Exercise instructions: Quote the listing in full, exactly as given, minus any pictures.

Records supplied:
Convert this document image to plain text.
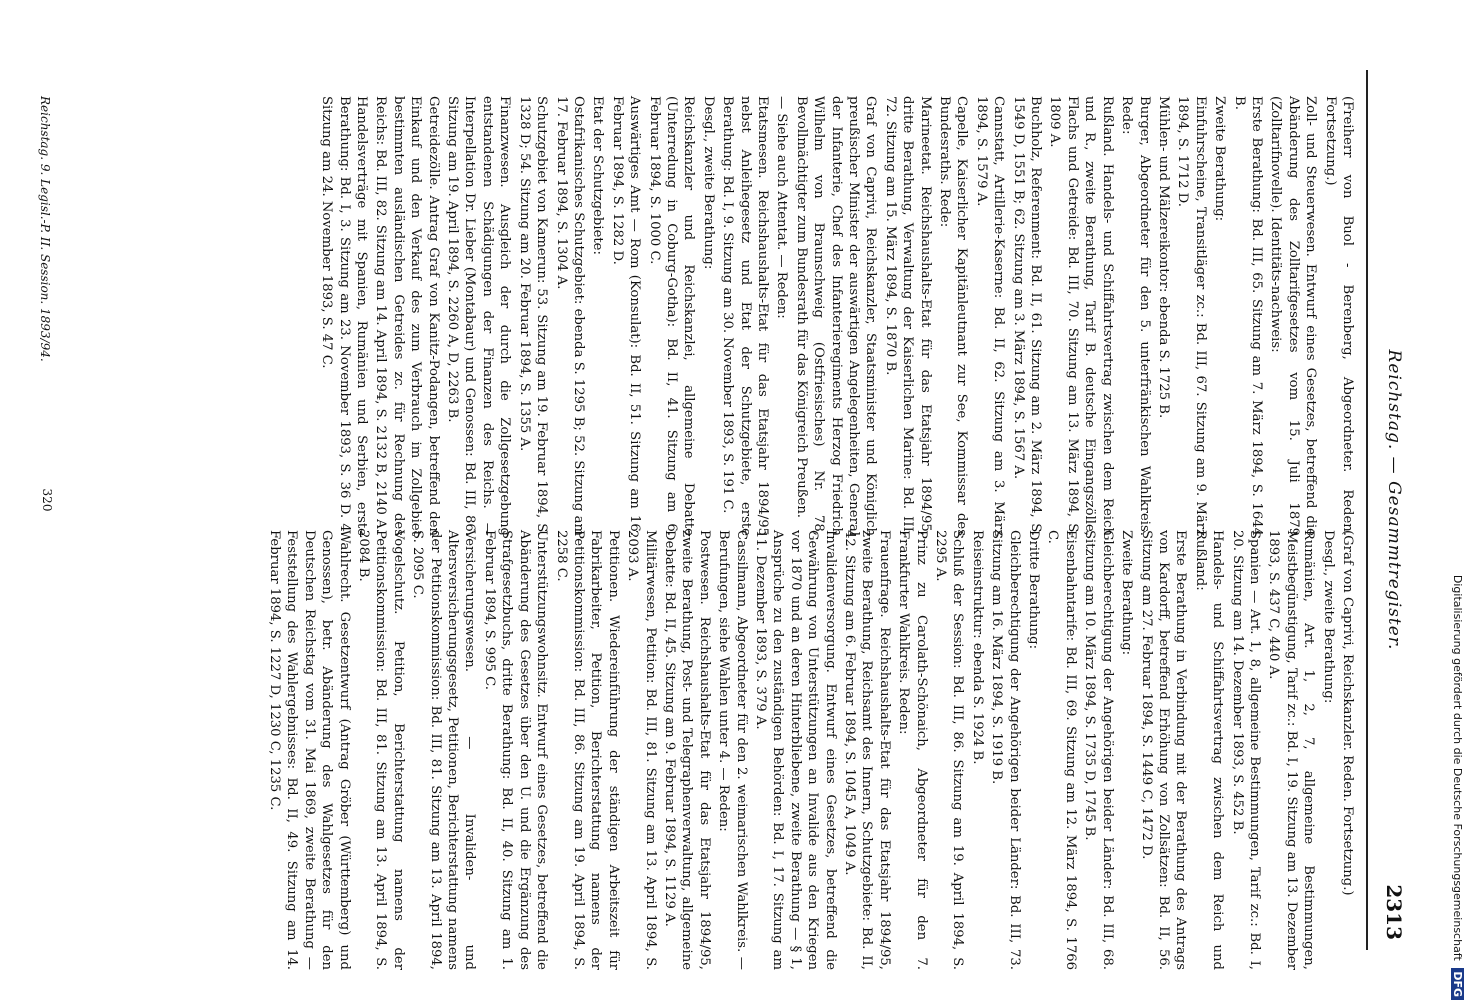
Digitalisierung gefördert durch die Deutsche Forschungsgemeinschaft DFG
Reichstag. — Gesammtregister.
2313

(Freiherr von Buol - Berenberg, Abgeordneter. Reden. Fortsetzung.)

Zoll- und Steuerwesen. Entwurf eines Gesetzes, betreffend die Abänderung des Zolltarifgesetzes vom 15. Juli 1879 (Zolltarifnovelle). Identitäts-nachweis:

Erste Berathung: Bd. III, 65. Sitzung am 7. März 1894, S. 1644 B.

Zweite Berathung:

Einfuhrscheine, Transitläger zc.: Bd. III, 67. Sitzung am 9. März 1894, S. 1712 D.

Mühlen- und Mälzereikontor: ebenda S. 1725 B.

Burger, Abgeordneter für den 5. unterfränkischen Wahlkreis. Rede:

Rußland. Handels- und Schiffahrtsvertrag zwischen dem Reich und R., zweite Berathung, Tarif B. deutsche Eingangszölle, Flachs und Getreide: Bd. III, 70. Sitzung am 13. März 1894, S. 1809 A.

Buchholz, Referenment: Bd. II, 61. Sitzung am 2. März 1894, S. 1549 D, 1551 B; 62. Sitzung am 3. März 1894, S. 1567 A.

Cannstatt, Artillerie-Kaserne: Bd. II, 62. Sitzung am 3. März 1894, S. 1579 A.

Capelle, Kaiserlicher Kapitänleutnant zur See, Kommissar des Bundesraths. Rede:

Marineetat. Reichshaushalts-Etat für das Etatsjahr 1894/95, dritte Berathung, Verwaltung der Kaiserlichen Marine: Bd. III, 72. Sitzung am 15. März 1894, S. 1870 B.

Graf von Caprivi, Reichskanzler, Staatsminister und Königlich preußischer Minister der auswärtigen Angelegenheiten, General der Infanterie, Chef des Infanterieregiments Herzog Friedrich Wilhelm von Braunschweig (Ostfriesisches) Nr. 78, Bevollmächtigter zum Bundesrath für das Königreich Preußen.

— Siehe auch Attentat. — Reden:

Etatsmesen. Reichshaushalts-Etat für das Etatsjahr 1894/95 nebst Anleihegesetz und Etat der Schutzgebiete, erste Berathung: Bd. I, 9. Sitzung am 30. November 1893, S. 191 C.

Desgl., zweite Berathung:

Reichskanzler und Reichskanzlei, allgemeine Debatte (Unterredung in Coburg-Gotha): Bd. II, 41. Sitzung am 6. Februar 1894, S. 1000 C.

Auswärtiges Amt — Rom (Konsulat): Bd. II, 51. Sitzung am 16. Februar 1894, S. 1282 D.

Etat der Schutzgebiete:

Ostafrikanisches Schutzgebiet: ebenda S. 1295 B; 52. Sitzung am 17. Februar 1894, S. 1304 A.

Schutzgebiet von Kamerun: 53. Sitzung am 19. Februar 1894, S. 1328 D; 54. Sitzung am 20. Februar 1894, S. 1355 A.

Finanzwesen. Ausgleich der durch die Zollgesetzgebung entstandenen Schädigungen der Finanzen des Reichs. — Interpellation Dr. Lieber (Montabaur) und Genossen: Bd. III, 86. Sitzung am 19. April 1894, S. 2260 A, D, 2263 B.

Getreidezölle. Antrag Graf von Kanitz-Podangen, betreffend den Einkauf und den Verkauf des zum Verbrauch im Zollgebiet bestimmten ausländischen Getreides zc. für Rechnung des Reichs: Bd. III, 82. Sitzung am 14. April 1894, S. 2132 B, 2140 A.

Handelsverträge mit Spanien, Rumänien und Serbien, erste Berathung: Bd. I, 3. Sitzung am 23. November 1893, S. 36 D. 4. Sitzung am 24. November 1893, S. 47 C.

(Graf von Caprivi, Reichskanzler. Reden. Fortsetzung.)

Desgl., zweite Berathung:

Rumänien, Art. 1, 2, 7, allgemeine Bestimmungen, Meistbegünstigung, Tarif zc.: Bd. I, 19. Sitzung am 13. Dezember 1893, S. 437 C, 440 A.

Spanien — Art. 1, 8, allgemeine Bestimmungen, Tarif zc.: Bd. I, 20. Sitzung am 14. Dezember 1893, S. 452 B.

Handels- und Schiffahrtsvertrag zwischen dem Reich und Rußland:

Erste Berathung in Verbindung mit der Berathung des Antrags von Kardorff, betreffend Erhöhung von Zollsätzen: Bd. II, 56. Sitzung am 27. Februar 1894, S. 1449 C, 1472 D.

Zweite Berathung:

Gleichberechtigung der Angehörigen beider Länder: Bd. III, 68. Sitzung am 10. März 1894, S. 1735 D, 1745 B.

Eisenbahntarife: Bd. III, 69. Sitzung am 12. März 1894, S. 1766 C.

Dritte Berathung:

Gleichberechtigung der Angehörigen beider Länder: Bd. III, 73. Sitzung am 16. März 1894, S. 1919 B.

Reiseinstruktur: ebenda S. 1924 B.

Schluß der Session: Bd. III, 86. Sitzung am 19. April 1894, S. 2295 A.

Prinz zu Carolath-Schönaich, Abgeordneter für den 7. Frankfurter Wahlkreis. Reden:

Frauenfrage. Reichshaushalts-Etat für das Etatsjahr 1894/95, zweite Berathung, Reichsamt des Innern, Schutzgebiete: Bd. II, 42. Sitzung am 6. Februar 1894, S. 1045 A, 1049 A.

Invalidenversorgung. Entwurf eines Gesetzes, betreffend die Gewährung von Unterstützungen an Invalide aus den Kriegen vor 1870 und an deren Hinterbliebene, zweite Berathung — § 1, Ansprüche zu den zuständigen Behörden: Bd. I, 17. Sitzung am 11. Dezember 1893, S. 379 A.

Cassilmann, Abgeordneter für den 2. weimarischen Wahlkreis. — Berufungen, siehe Wahlen unter 4. — Reden:

Postwesen. Reichshaushalts-Etat für das Etatsjahr 1894/95, zweite Berathung, Post- und Telegraphenverwaltung, allgemeine Debatte: Bd. II, 45. Sitzung am 9. Februar 1894, S. 1129 A.

Militärwesen, Petition: Bd. III, 81. Sitzung am 13. April 1894, S. 2093 A.

Petitionen. Wiedereinführung der ständigen Arbeitszeit für Fabrikarbeiter, Petition, Berichterstattung namens der Petitionskommission: Bd. III, 86. Sitzung am 19. April 1894, S. 2258 C.

Unterstützungswohnsitz. Entwurf eines Gesetzes, betreffend die Abänderung des Gesetzes über den U. und die Ergänzung des Strafgesetzbuchs, dritte Berathung: Bd. II, 40. Sitzung am 1. Februar 1894, S. 995 C.

Versicherungswesen. — Invaliden- und Altersversicherungsgesetz, Petitionen, Berichterstattung namens der Petitionskommission: Bd. III, 81. Sitzung am 13. April 1894, S. 2095 C.

Vogelschutz. Petition, Berichterstattung namens der Petitionskommission: Bd. III, 81. Sitzung am 13. April 1894, S. 2084 B.

Wahlrecht. Gesetzentwurf (Antrag Gröber (Württemberg) und Genossen), betr. Abänderung des Wahlgesetzes für den Deutschen Reichstag vom 31. Mai 1869, zweite Berathung — Feststellung des Wahlergebnisses: Bd. II, 49. Sitzung am 14. Februar 1894, S. 1227 D, 1230 C, 1235 C.

Reichstag. 9. Legisl.-P. II. Session. 1893/94.
320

Task response:
Convert this document image to plain text.
Digitalisierung gefördert durch die Deutsche Forschungsgemeinschaft DFG
Reichstag. — Gesammtregister.
2313

(Freiherr von Buol - Berenberg, Abgeordneter. Reden. Fortsetzung.)

Zoll- und Steuerwesen. Entwurf eines Gesetzes, betreffend die Abänderung des Zolltarifgesetzes vom 15. Juli 1879 (Zolltarifnovelle). Identitäts-nachweis:

Erste Berathung: Bd. III, 65. Sitzung am 7. März 1894, S. 1644 B.

Zweite Berathung:

Einfuhrscheine, Transitläger zc.: Bd. III, 67. Sitzung am 9. März 1894, S. 1712 D.

Mühlen- und Mälzereikontor: ebenda S. 1725 B.

Burger, Abgeordneter für den 5. unterfränkischen Wahlkreis. Rede:

Rußland. Handels- und Schiffahrtsvertrag zwischen dem Reich und R., zweite Berathung, Tarif B. deutsche Eingangszölle, Flachs und Getreide: Bd. III, 70. Sitzung am 13. März 1894, S. 1809 A.

Buchholz, Referenment: Bd. II, 61. Sitzung am 2. März 1894, S. 1549 D, 1551 B; 62. Sitzung am 3. März 1894, S. 1567 A.

Cannstatt, Artillerie-Kaserne: Bd. II, 62. Sitzung am 3. März 1894, S. 1579 A.

Capelle, Kaiserlicher Kapitänleutnant zur See, Kommissar des Bundesraths. Rede:

Marineetat. Reichshaushalts-Etat für das Etatsjahr 1894/95, dritte Berathung, Verwaltung der Kaiserlichen Marine: Bd. III, 72. Sitzung am 15. März 1894, S. 1870 B.

Graf von Caprivi, Reichskanzler, Staatsminister und Königlich preußischer Minister der auswärtigen Angelegenheiten, General der Infanterie, Chef des Infanterieregiments Herzog Friedrich Wilhelm von Braunschweig (Ostfriesisches) Nr. 78, Bevollmächtigter zum Bundesrath für das Königreich Preußen.

— Siehe auch Attentat. — Reden:

Etatsmesen. Reichshaushalts-Etat für das Etatsjahr 1894/95 nebst Anleihegesetz und Etat der Schutzgebiete, erste Berathung: Bd. I, 9. Sitzung am 30. November 1893, S. 191 C.

Desgl., zweite Berathung:

Reichskanzler und Reichskanzlei, allgemeine Debatte (Unterredung in Coburg-Gotha): Bd. II, 41. Sitzung am 6. Februar 1894, S. 1000 C.

Auswärtiges Amt — Rom (Konsulat): Bd. II, 51. Sitzung am 16. Februar 1894, S. 1282 D.

Etat der Schutzgebiete:

Ostafrikanisches Schutzgebiet: ebenda S. 1295 B; 52. Sitzung am 17. Februar 1894, S. 1304 A.

Schutzgebiet von Kamerun: 53. Sitzung am 19. Februar 1894, S. 1328 D; 54. Sitzung am 20. Februar 1894, S. 1355 A.

Finanzwesen. Ausgleich der durch die Zollgesetzgebung entstandenen Schädigungen der Finanzen des Reichs. — Interpellation Dr. Lieber (Montabaur) und Genossen: Bd. III, 86. Sitzung am 19. April 1894, S. 2260 A, D, 2263 B.

Getreidezölle. Antrag Graf von Kanitz-Podangen, betreffend den Einkauf und den Verkauf des zum Verbrauch im Zollgebiet bestimmten ausländischen Getreides zc. für Rechnung des Reichs: Bd. III, 82. Sitzung am 14. April 1894, S. 2132 B, 2140 A.

Handelsverträge mit Spanien, Rumänien und Serbien, erste Berathung: Bd. I, 3. Sitzung am 23. November 1893, S. 36 D. 4. Sitzung am 24. November 1893, S. 47 C.

(Graf von Caprivi, Reichskanzler. Reden. Fortsetzung.)

Desgl., zweite Berathung:

Rumänien, Art. 1, 2, 7, allgemeine Bestimmungen, Meistbegünstigung, Tarif zc.: Bd. I, 19. Sitzung am 13. Dezember 1893, S. 437 C, 440 A.

Spanien — Art. 1, 8, allgemeine Bestimmungen, Tarif zc.: Bd. I, 20. Sitzung am 14. Dezember 1893, S. 452 B.

Handels- und Schiffahrtsvertrag zwischen dem Reich und Rußland:

Erste Berathung in Verbindung mit der Berathung des Antrags von Kardorff, betreffend Erhöhung von Zollsätzen: Bd. II, 56. Sitzung am 27. Februar 1894, S. 1449 C, 1472 D.

Zweite Berathung:

Gleichberechtigung der Angehörigen beider Länder: Bd. III, 68. Sitzung am 10. März 1894, S. 1735 D, 1745 B.

Eisenbahntarife: Bd. III, 69. Sitzung am 12. März 1894, S. 1766 C.

Dritte Berathung:

Gleichberechtigung der Angehörigen beider Länder: Bd. III, 73. Sitzung am 16. März 1894, S. 1919 B.

Reiseinstruktur: ebenda S. 1924 B.

Schluß der Session: Bd. III, 86. Sitzung am 19. April 1894, S. 2295 A.

Prinz zu Carolath-Schönaich, Abgeordneter für den 7. Frankfurter Wahlkreis. Reden:

Frauenfrage. Reichshaushalts-Etat für das Etatsjahr 1894/95, zweite Berathung, Reichsamt des Innern, Schutzgebiete: Bd. II, 42. Sitzung am 6. Februar 1894, S. 1045 A, 1049 A.

Invalidenversorgung. Entwurf eines Gesetzes, betreffend die Gewährung von Unterstützungen an Invalide aus den Kriegen vor 1870 und an deren Hinterbliebene, zweite Berathung — § 1, Ansprüche zu den zuständigen Behörden: Bd. I, 17. Sitzung am 11. Dezember 1893, S. 379 A.

Cassilmann, Abgeordneter für den 2. weimarischen Wahlkreis. — Berufungen, siehe Wahlen unter 4. — Reden:

Postwesen. Reichshaushalts-Etat für das Etatsjahr 1894/95, zweite Berathung, Post- und Telegraphenverwaltung, allgemeine Debatte: Bd. II, 45. Sitzung am 9. Februar 1894, S. 1129 A.

Militärwesen, Petition: Bd. III, 81. Sitzung am 13. April 1894, S. 2093 A.

Petitionen. Wiedereinführung der ständigen Arbeitszeit für Fabrikarbeiter, Petition, Berichterstattung namens der Petitionskommission: Bd. III, 86. Sitzung am 19. April 1894, S. 2258 C.

Unterstützungswohnsitz. Entwurf eines Gesetzes, betreffend die Abänderung des Gesetzes über den U. und die Ergänzung des Strafgesetzbuchs, dritte Berathung: Bd. II, 40. Sitzung am 1. Februar 1894, S. 995 C.

Versicherungswesen. — Invaliden- und Altersversicherungsgesetz, Petitionen, Berichterstattung namens der Petitionskommission: Bd. III, 81. Sitzung am 13. April 1894, S. 2095 C.

Vogelschutz. Petition, Berichterstattung namens der Petitionskommission: Bd. III, 81. Sitzung am 13. April 1894, S. 2084 B.

Wahlrecht. Gesetzentwurf (Antrag Gröber (Württemberg) und Genossen), betr. Abänderung des Wahlgesetzes für den Deutschen Reichstag vom 31. Mai 1869, zweite Berathung — Feststellung des Wahlergebnisses: Bd. II, 49. Sitzung am 14. Februar 1894, S. 1227 D, 1230 C, 1235 C.

Reichstag. 9. Legisl.-P. II. Session. 1893/94.
320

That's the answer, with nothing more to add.